**Challenge:** Copy out each line that includes the word "fluids".

□ □ □ □ □

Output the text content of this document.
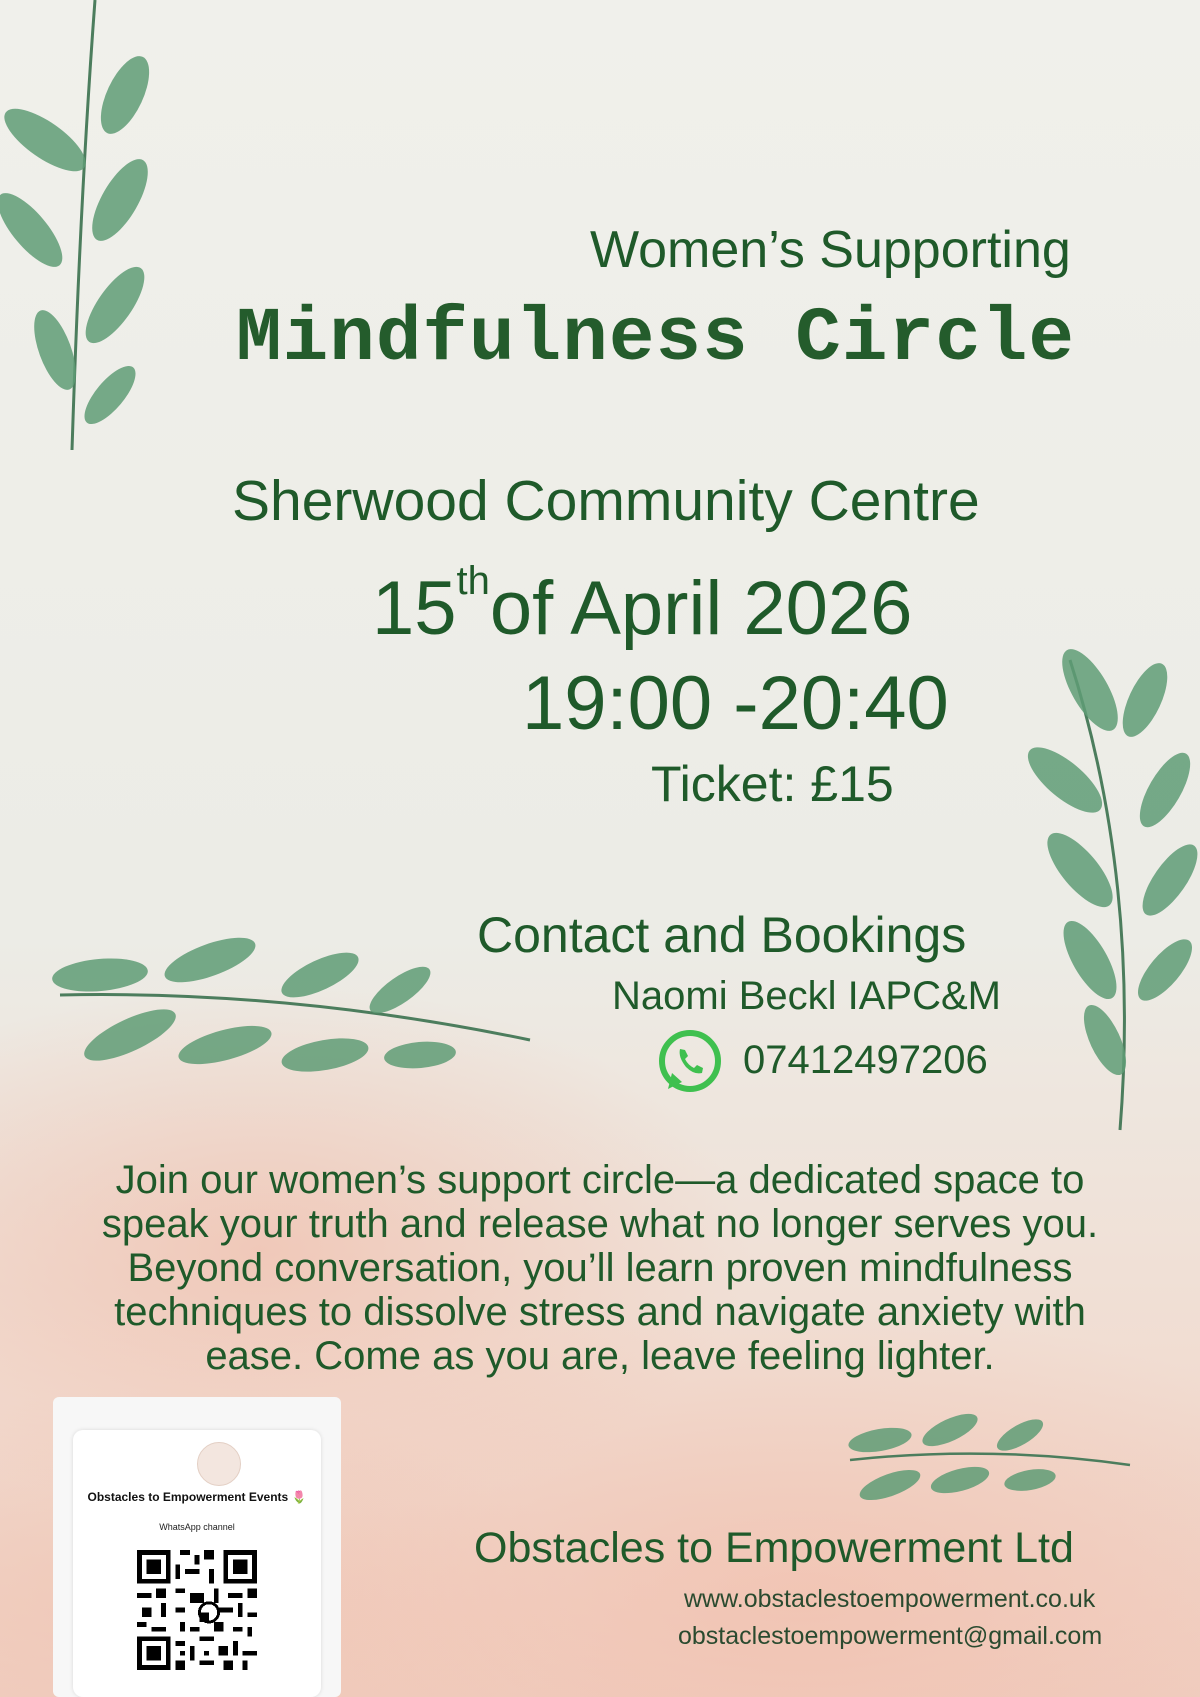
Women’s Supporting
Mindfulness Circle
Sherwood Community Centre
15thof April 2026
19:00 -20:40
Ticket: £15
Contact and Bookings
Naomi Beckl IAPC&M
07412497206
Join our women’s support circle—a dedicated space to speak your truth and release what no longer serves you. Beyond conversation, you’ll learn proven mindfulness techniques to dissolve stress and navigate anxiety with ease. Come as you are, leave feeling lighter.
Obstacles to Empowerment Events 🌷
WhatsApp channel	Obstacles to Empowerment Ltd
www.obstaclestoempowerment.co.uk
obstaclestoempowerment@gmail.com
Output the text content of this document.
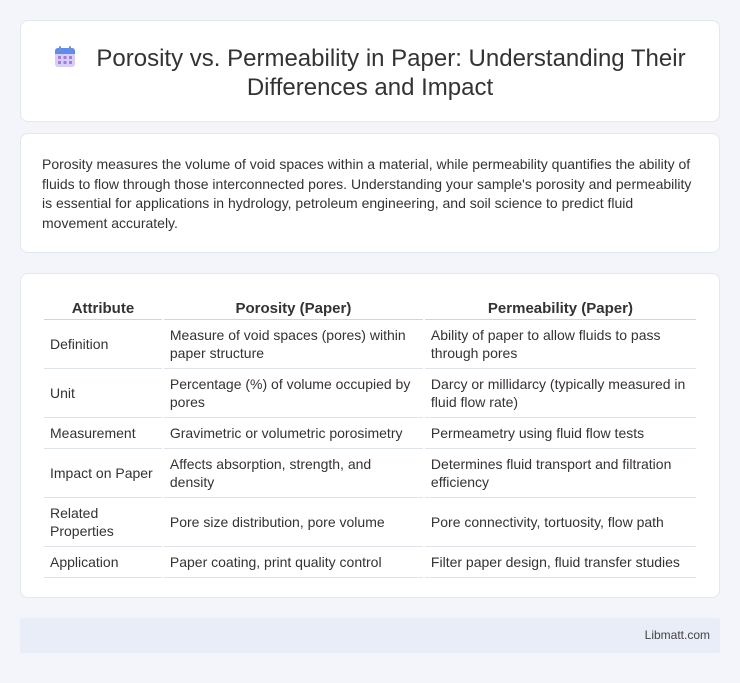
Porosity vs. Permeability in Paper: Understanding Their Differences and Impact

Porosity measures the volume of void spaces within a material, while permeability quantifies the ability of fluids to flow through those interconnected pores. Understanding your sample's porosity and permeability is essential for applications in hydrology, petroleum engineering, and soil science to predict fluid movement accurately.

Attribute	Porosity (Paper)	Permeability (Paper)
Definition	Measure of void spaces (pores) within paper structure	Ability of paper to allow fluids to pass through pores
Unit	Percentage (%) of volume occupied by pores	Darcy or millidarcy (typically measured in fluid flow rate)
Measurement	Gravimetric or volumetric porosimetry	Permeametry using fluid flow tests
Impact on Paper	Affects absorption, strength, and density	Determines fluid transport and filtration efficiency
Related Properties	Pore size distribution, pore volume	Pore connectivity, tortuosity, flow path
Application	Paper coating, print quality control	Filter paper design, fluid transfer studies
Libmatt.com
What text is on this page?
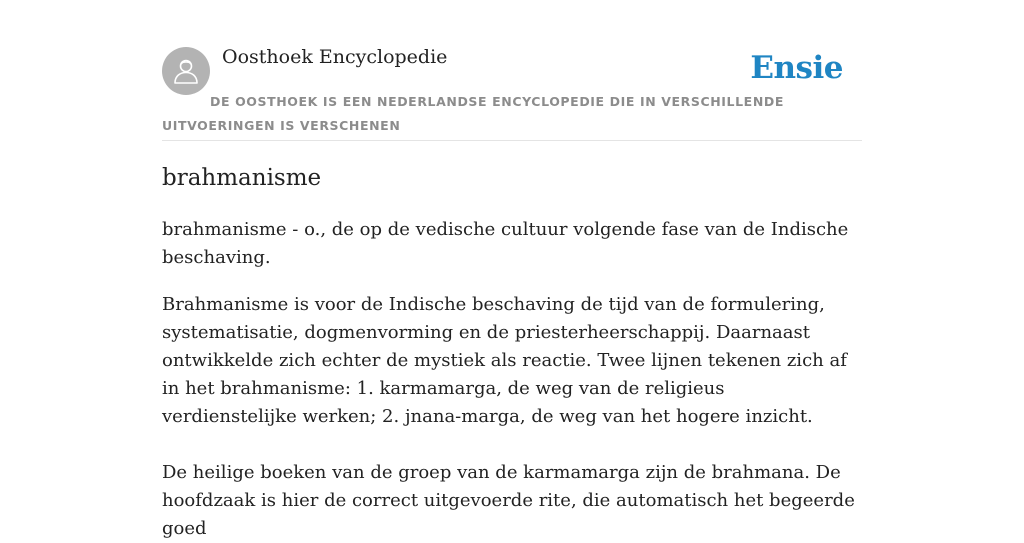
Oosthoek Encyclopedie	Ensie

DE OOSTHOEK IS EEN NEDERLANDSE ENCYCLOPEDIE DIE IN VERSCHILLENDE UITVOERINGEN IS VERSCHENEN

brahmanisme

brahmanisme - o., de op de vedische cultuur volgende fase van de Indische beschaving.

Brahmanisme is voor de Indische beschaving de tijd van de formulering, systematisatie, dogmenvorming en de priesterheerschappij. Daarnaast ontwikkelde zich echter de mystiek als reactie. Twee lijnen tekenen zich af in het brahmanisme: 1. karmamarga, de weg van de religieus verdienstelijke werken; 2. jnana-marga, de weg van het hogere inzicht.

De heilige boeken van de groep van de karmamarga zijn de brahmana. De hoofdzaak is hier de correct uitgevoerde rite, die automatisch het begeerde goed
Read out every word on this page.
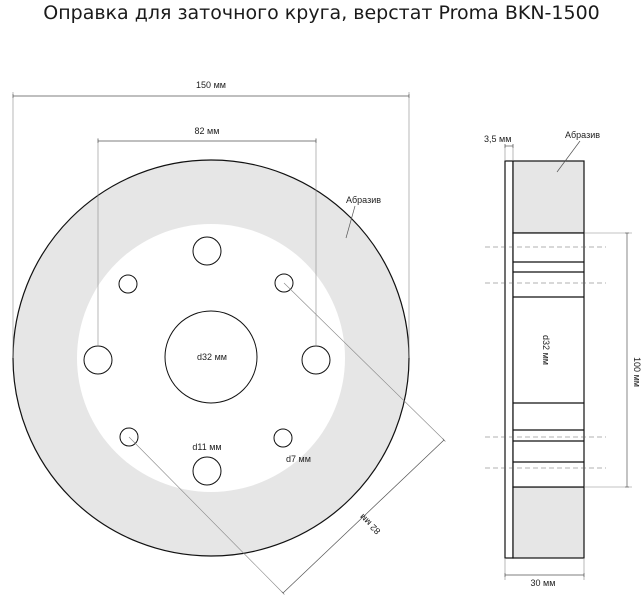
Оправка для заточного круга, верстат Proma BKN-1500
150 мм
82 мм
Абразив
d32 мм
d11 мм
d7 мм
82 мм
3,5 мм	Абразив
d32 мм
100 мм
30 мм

□ □ □ □ □

**Reply to the task:**
Porosity measures the volume of void spaces within a material, while permeability quantifies the ability of fluids to flow through those interconnected pores. Understanding your sample's porosity and permeability is essential for applications in hydrology, petroleum engineering, and soil science to predict fluid movement accurately.
Definition	Measure of void spaces (pores) within paper structure	Ability of paper to allow fluids to pass through pores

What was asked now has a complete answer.